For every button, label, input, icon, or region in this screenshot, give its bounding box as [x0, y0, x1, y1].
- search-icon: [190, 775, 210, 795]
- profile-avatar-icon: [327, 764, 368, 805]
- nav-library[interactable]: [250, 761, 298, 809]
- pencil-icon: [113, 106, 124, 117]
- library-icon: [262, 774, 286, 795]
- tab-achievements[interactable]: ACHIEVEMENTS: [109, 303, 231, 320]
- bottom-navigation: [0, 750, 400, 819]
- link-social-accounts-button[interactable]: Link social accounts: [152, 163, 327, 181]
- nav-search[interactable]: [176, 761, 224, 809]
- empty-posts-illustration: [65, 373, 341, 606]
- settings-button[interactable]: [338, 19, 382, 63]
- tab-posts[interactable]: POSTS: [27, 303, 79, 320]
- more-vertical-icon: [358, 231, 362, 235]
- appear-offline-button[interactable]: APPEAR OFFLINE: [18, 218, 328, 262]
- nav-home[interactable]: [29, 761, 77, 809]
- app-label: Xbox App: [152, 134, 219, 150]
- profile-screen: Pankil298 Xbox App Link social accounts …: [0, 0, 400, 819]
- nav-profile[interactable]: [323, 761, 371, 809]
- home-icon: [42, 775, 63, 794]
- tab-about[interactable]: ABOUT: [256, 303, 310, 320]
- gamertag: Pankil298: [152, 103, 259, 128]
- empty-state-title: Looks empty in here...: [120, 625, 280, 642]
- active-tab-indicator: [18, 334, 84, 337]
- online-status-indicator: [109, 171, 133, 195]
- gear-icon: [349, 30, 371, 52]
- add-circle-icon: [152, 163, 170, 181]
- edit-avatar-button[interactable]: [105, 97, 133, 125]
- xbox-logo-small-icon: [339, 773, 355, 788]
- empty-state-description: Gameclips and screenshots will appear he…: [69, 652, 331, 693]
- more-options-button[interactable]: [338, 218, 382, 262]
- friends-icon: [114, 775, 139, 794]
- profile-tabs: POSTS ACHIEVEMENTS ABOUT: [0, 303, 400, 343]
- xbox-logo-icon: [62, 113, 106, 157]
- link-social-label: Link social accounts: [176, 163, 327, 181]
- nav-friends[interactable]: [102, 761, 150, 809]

· · · · ·

Please put every row above into a numbered list, dropping any blank lines.

> **Final result**
1. For every button, label, input, icon, or region in this screenshot, give its bounding box as [x0, y0, x1, y1].
2. - search-icon: [190, 775, 210, 795]
3. - profile-avatar-icon: [327, 764, 368, 805]
4. - nav-library[interactable]: [250, 761, 298, 809]
5. - pencil-icon: [113, 106, 124, 117]
6. - library-icon: [262, 774, 286, 795]
7. - tab-achievements[interactable]: ACHIEVEMENTS: [109, 303, 231, 320]
8. - bottom-navigation: [0, 750, 400, 819]
9. - link-social-accounts-button[interactable]: Link social accounts: [152, 163, 327, 181]
10. - nav-search[interactable]: [176, 761, 224, 809]
11. - empty-posts-illustration: [65, 373, 341, 606]
12. - settings-button[interactable]: [338, 19, 382, 63]
13. - tab-posts[interactable]: POSTS: [27, 303, 79, 320]
14. - more-vertical-icon: [358, 231, 362, 235]
15. - appear-offline-button[interactable]: APPEAR OFFLINE: [18, 218, 328, 262]
16. - nav-home[interactable]: [29, 761, 77, 809]
17. - app-label: Xbox App: [152, 134, 219, 150]
18. - profile-screen: Pankil298 Xbox App Link social accounts …: [0, 0, 400, 819]
19. - nav-profile[interactable]: [323, 761, 371, 809]
20. - home-icon: [42, 775, 63, 794]
21. - tab-about[interactable]: ABOUT: [256, 303, 310, 320]
22. - gamertag: Pankil298: [152, 103, 259, 128]
23. - empty-state-title: Looks empty in here...: [120, 625, 280, 642]
24. - active-tab-indicator: [18, 334, 84, 337]
25. - online-status-indicator: [109, 171, 133, 195]
26. - gear-icon: [349, 30, 371, 52]
27. - add-circle-icon: [152, 163, 170, 181]
28. - edit-avatar-button[interactable]: [105, 97, 133, 125]
29. - xbox-logo-small-icon: [339, 773, 355, 788]
30. - empty-state-description: Gameclips and screenshots will appear he…: [69, 652, 331, 693]
31. - more-options-button[interactable]: [338, 218, 382, 262]
32. - friends-icon: [114, 775, 139, 794]
33. - profile-tabs: POSTS ACHIEVEMENTS ABOUT: [0, 303, 400, 343]
34. - xbox-logo-icon: [62, 113, 106, 157]
35. - link-social-label: Link social accounts: [176, 163, 327, 181]
36. - nav-friends[interactable]: [102, 761, 150, 809]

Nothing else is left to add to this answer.